» Task brief
Your task is to transcribe all of the data below exactly, omitting the images.

» Data shown
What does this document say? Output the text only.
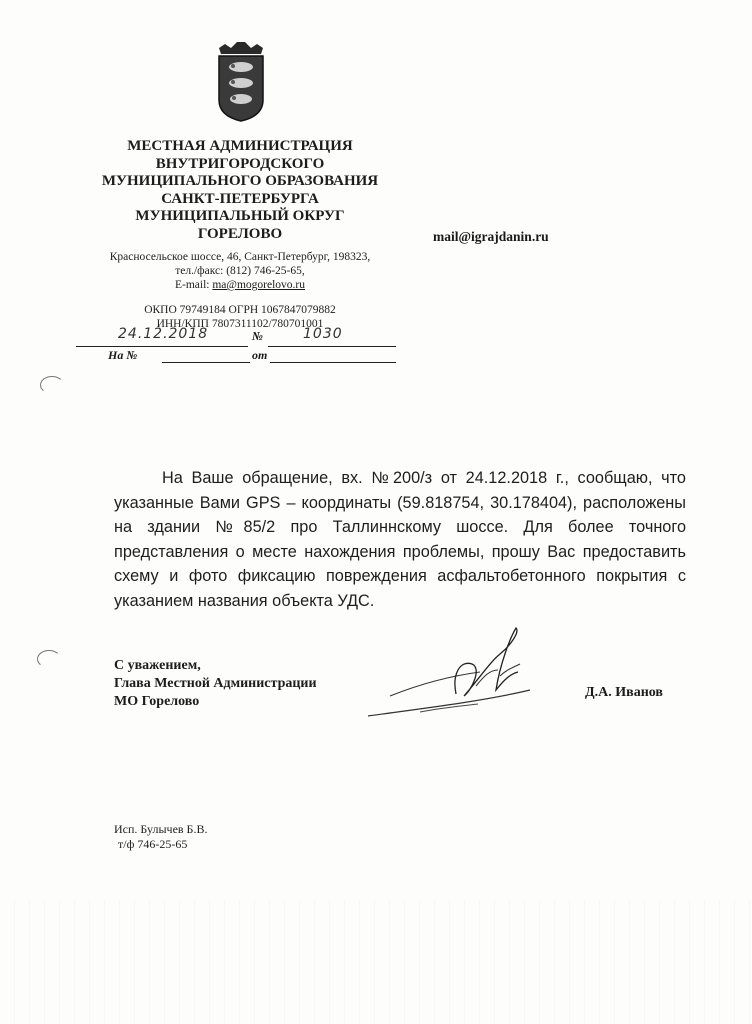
МЕСТНАЯ АДМИНИСТРАЦИЯ
ВНУТРИГОРОДСКОГО
МУНИЦИПАЛЬНОГО ОБРАЗОВАНИЯ
САНКТ-ПЕТЕРБУРГА
МУНИЦИПАЛЬНЫЙ ОКРУГ
ГОРЕЛОВО	mail@igrajdanin.ru
Красносельское шоссе, 46, Санкт-Петербург, 198323,
тел./факс: (812) 746-25-65,
E-mail: ma@mogorelovo.ru
ОКПО 79749184 ОГРН 1067847079882
ИНН/КПП 7807311102/780701001
24.12.2018	№	1030
На №	от
На Ваше обращение, вх. №200/з от 24.12.2018 г., сообщаю, что указанные Вами GPS – координаты (59.818754, 30.178404), расположены на здании №85/2 про Таллиннскому шоссе. Для более точного представления о месте нахождения проблемы, прошу Вас предоставить схему и фото фиксацию повреждения асфальтобетонного покрытия с указанием названия объекта УДС.
С уважением,
Глава Местной Администрации
МО Горелово
Д.А. Иванов
Исп. Булычев Б.В.
т/ф 746-25-65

» Output below
What does this document say? Output the text only.
МЕСТНАЯ АДМИНИСТРАЦИЯ
ВНУТРИГОРОДСКОГО
МУНИЦИПАЛЬНОГО ОБРАЗОВАНИЯ
САНКТ-ПЕТЕРБУРГА
МУНИЦИПАЛЬНЫЙ ОКРУГ
ГОРЕЛОВО	mail@igrajdanin.ru
Красносельское шоссе, 46, Санкт-Петербург, 198323,
тел./факс: (812) 746-25-65,
E-mail: ma@mogorelovo.ru
ОКПО 79749184 ОГРН 1067847079882
ИНН/КПП 7807311102/780701001
24.12.2018	№	1030
На №	от
На Ваше обращение, вх. №200/з от 24.12.2018 г., сообщаю, что указанные Вами GPS – координаты (59.818754, 30.178404), расположены на здании №85/2 про Таллиннскому шоссе. Для более точного представления о месте нахождения проблемы, прошу Вас предоставить схему и фото фиксацию повреждения асфальтобетонного покрытия с указанием названия объекта УДС.
С уважением,
Глава Местной Администрации
МО Горелово
Д.А. Иванов
Исп. Булычев Б.В.
т/ф 746-25-65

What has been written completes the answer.